Stated goal — Check each line of the records below and collect those holding "Programming".

— start of Records for this exercise —

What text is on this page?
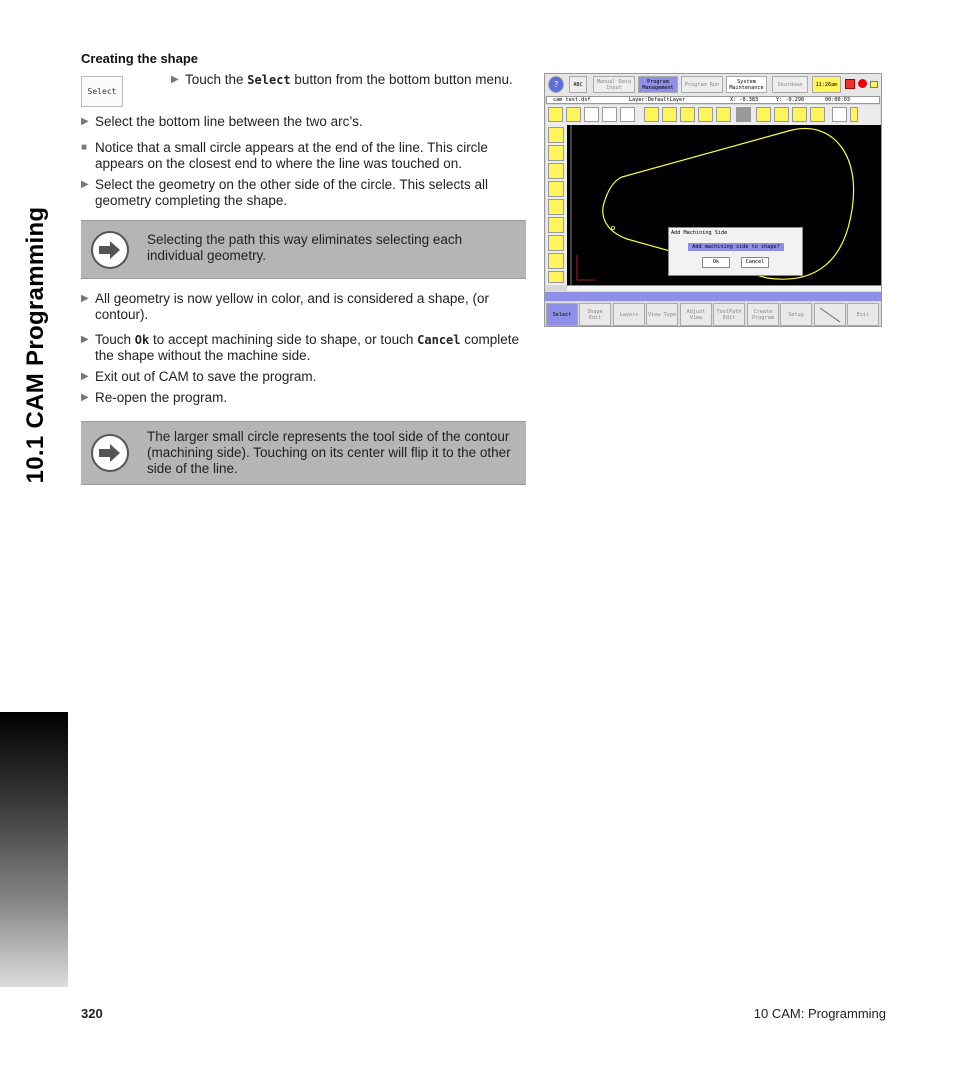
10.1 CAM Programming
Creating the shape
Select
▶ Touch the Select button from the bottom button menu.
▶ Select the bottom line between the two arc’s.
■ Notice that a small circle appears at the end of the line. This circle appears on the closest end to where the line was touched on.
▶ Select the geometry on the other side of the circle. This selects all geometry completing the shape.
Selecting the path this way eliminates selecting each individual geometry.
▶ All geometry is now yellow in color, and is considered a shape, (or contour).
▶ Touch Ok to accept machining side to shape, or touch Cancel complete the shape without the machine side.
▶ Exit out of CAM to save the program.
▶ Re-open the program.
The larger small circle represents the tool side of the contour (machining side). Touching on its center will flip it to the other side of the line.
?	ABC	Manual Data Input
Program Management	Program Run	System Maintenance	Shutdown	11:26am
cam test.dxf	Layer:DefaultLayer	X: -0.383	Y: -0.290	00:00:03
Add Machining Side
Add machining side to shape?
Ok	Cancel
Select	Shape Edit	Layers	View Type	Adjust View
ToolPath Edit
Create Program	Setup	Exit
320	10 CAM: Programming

— end of Records for this exercise —
— start of Records for this exercise —

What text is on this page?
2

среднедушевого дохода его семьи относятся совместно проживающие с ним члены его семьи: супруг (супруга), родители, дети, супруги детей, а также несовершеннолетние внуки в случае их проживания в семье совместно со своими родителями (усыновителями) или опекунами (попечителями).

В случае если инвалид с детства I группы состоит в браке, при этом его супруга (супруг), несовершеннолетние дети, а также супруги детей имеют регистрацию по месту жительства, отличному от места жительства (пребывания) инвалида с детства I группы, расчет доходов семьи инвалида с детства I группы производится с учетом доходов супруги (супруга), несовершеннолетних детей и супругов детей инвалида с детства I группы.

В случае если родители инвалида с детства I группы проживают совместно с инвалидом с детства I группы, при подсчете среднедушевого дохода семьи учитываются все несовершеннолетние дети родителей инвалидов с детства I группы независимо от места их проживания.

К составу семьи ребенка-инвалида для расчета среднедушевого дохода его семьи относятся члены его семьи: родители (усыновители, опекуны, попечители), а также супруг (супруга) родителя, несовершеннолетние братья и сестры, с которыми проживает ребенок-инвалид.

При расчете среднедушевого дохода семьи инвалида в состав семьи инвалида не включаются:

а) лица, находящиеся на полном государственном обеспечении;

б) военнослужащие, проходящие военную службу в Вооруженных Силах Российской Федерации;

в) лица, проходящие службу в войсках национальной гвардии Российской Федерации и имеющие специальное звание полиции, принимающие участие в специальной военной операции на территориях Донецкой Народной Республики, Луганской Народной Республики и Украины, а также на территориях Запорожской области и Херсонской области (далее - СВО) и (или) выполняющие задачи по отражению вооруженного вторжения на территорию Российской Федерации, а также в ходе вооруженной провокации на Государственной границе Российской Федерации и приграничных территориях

— end of Records for this exercise —
— start of Records for this exercise —

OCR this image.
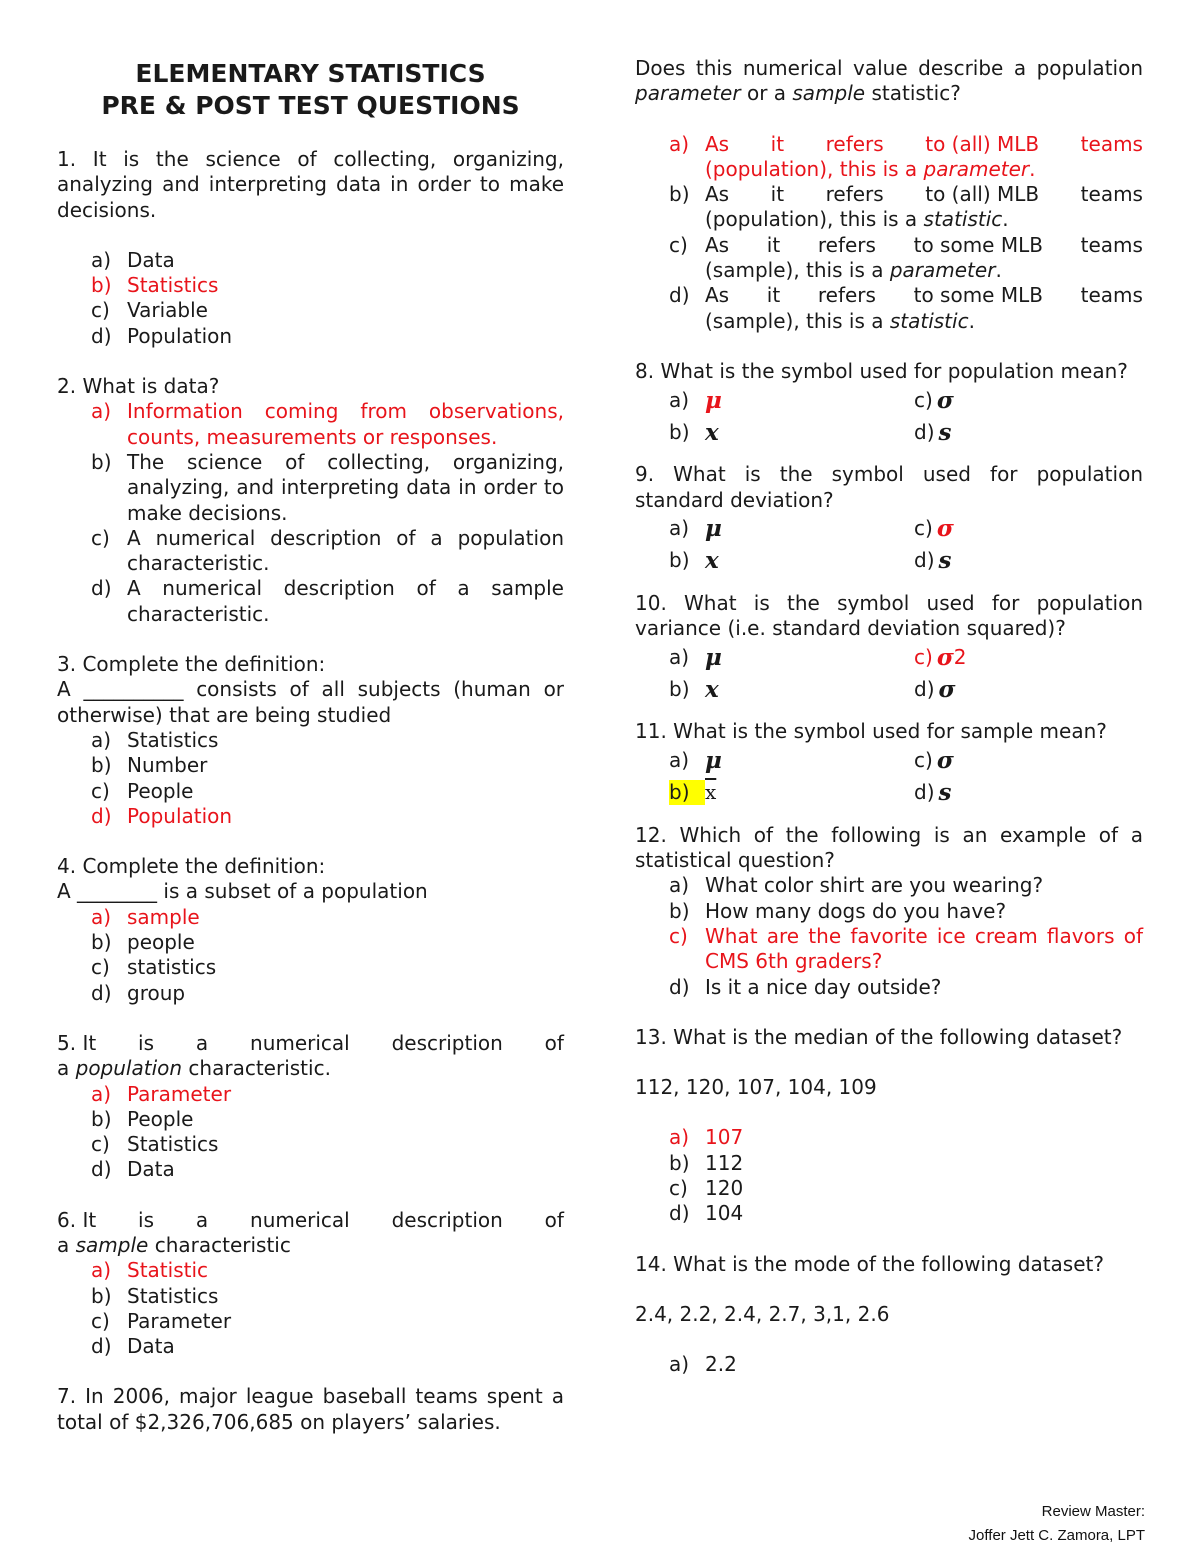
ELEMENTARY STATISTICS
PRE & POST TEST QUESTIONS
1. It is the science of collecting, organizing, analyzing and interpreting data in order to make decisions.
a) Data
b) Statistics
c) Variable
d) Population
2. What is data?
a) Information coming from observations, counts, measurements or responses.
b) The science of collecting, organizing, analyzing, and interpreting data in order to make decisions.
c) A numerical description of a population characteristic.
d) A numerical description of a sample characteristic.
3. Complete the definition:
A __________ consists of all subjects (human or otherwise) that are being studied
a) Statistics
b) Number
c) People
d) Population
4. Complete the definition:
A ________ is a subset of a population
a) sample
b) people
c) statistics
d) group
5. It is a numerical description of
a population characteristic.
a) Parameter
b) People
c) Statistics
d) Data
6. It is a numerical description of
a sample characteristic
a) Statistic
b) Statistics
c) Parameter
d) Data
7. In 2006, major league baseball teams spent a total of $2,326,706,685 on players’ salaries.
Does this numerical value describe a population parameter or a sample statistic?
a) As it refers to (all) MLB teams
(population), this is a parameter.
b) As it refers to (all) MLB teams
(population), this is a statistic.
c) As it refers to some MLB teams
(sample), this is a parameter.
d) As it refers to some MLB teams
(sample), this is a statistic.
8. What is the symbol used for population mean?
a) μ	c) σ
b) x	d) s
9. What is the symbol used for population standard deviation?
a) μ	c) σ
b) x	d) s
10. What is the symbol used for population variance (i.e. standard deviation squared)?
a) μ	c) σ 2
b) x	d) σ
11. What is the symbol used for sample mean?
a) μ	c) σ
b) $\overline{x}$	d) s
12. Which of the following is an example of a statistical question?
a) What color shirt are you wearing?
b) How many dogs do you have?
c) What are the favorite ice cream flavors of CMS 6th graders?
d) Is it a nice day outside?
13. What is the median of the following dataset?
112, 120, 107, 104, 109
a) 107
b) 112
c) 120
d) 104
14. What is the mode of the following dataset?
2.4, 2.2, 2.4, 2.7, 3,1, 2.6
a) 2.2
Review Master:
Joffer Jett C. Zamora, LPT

— end of Records for this exercise —

The solution —
10.1 CAM Programming
320	10 CAM: Programming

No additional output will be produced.